>> Begin Available data
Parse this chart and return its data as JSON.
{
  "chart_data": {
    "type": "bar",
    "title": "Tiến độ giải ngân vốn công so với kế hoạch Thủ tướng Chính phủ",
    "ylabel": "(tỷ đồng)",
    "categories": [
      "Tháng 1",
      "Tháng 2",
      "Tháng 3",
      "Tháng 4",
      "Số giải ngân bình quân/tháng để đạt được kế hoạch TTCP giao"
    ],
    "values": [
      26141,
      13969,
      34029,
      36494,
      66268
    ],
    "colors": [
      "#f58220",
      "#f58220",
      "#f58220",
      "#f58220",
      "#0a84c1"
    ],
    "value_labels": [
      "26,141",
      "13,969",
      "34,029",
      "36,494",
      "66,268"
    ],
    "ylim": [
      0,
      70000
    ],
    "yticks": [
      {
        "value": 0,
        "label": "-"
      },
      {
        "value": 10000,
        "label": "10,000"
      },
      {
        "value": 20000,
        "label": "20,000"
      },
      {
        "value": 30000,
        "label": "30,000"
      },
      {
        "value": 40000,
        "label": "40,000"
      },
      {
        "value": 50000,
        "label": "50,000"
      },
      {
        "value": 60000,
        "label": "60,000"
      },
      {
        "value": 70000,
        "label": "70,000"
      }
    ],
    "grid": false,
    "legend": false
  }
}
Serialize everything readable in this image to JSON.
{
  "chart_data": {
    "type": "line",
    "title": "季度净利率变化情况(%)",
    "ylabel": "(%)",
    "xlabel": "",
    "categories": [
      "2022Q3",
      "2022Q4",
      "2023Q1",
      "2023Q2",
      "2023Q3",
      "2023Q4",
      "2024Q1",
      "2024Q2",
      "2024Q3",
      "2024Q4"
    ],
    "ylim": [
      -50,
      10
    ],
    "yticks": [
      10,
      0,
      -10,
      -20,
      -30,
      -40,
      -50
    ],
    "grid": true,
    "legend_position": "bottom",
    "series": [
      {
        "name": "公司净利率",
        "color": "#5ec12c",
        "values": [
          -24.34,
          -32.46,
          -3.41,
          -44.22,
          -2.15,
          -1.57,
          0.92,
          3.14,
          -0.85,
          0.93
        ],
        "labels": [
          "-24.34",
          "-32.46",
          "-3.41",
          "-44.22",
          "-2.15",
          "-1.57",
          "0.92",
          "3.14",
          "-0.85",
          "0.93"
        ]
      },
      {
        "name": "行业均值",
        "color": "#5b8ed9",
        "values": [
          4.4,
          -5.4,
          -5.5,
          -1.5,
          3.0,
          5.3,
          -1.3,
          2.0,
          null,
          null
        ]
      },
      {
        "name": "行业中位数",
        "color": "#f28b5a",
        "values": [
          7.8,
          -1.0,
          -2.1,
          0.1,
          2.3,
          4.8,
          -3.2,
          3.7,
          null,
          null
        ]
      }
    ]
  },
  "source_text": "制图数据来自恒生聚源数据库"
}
>> End Available data
Return what is listed above, exactly and completely.

Output of the exercise:
Parse this chart and return its data as JSON.
{
  "chart_data": {
    "type": "bar",
    "title": "Tiến độ giải ngân vốn công so với kế hoạch Thủ tướng Chính phủ",
    "ylabel": "(tỷ đồng)",
    "categories": [
      "Tháng 1",
      "Tháng 2",
      "Tháng 3",
      "Tháng 4",
      "Số giải ngân bình quân/tháng để đạt được kế hoạch TTCP giao"
    ],
    "values": [
      26141,
      13969,
      34029,
      36494,
      66268
    ],
    "colors": [
      "#f58220",
      "#f58220",
      "#f58220",
      "#f58220",
      "#0a84c1"
    ],
    "value_labels": [
      "26,141",
      "13,969",
      "34,029",
      "36,494",
      "66,268"
    ],
    "ylim": [
      0,
      70000
    ],
    "yticks": [
      {
        "value": 0,
        "label": "-"
      },
      {
        "value": 10000,
        "label": "10,000"
      },
      {
        "value": 20000,
        "label": "20,000"
      },
      {
        "value": 30000,
        "label": "30,000"
      },
      {
        "value": 40000,
        "label": "40,000"
      },
      {
        "value": 50000,
        "label": "50,000"
      },
      {
        "value": 60000,
        "label": "60,000"
      },
      {
        "value": 70000,
        "label": "70,000"
      }
    ],
    "grid": false,
    "legend": false
  }
}
Serialize everything readable in this image to JSON.
{
  "chart_data": {
    "type": "line",
    "title": "季度净利率变化情况(%)",
    "ylabel": "(%)",
    "xlabel": "",
    "categories": [
      "2022Q3",
      "2022Q4",
      "2023Q1",
      "2023Q2",
      "2023Q3",
      "2023Q4",
      "2024Q1",
      "2024Q2",
      "2024Q3",
      "2024Q4"
    ],
    "ylim": [
      -50,
      10
    ],
    "yticks": [
      10,
      0,
      -10,
      -20,
      -30,
      -40,
      -50
    ],
    "grid": true,
    "legend_position": "bottom",
    "series": [
      {
        "name": "公司净利率",
        "color": "#5ec12c",
        "values": [
          -24.34,
          -32.46,
          -3.41,
          -44.22,
          -2.15,
          -1.57,
          0.92,
          3.14,
          -0.85,
          0.93
        ],
        "labels": [
          "-24.34",
          "-32.46",
          "-3.41",
          "-44.22",
          "-2.15",
          "-1.57",
          "0.92",
          "3.14",
          "-0.85",
          "0.93"
        ]
      },
      {
        "name": "行业均值",
        "color": "#5b8ed9",
        "values": [
          4.4,
          -5.4,
          -5.5,
          -1.5,
          3.0,
          5.3,
          -1.3,
          2.0,
          null,
          null
        ]
      },
      {
        "name": "行业中位数",
        "color": "#f28b5a",
        "values": [
          7.8,
          -1.0,
          -2.1,
          0.1,
          2.3,
          4.8,
          -3.2,
          3.7,
          null,
          null
        ]
      }
    ]
  },
  "source_text": "制图数据来自恒生聚源数据库"
}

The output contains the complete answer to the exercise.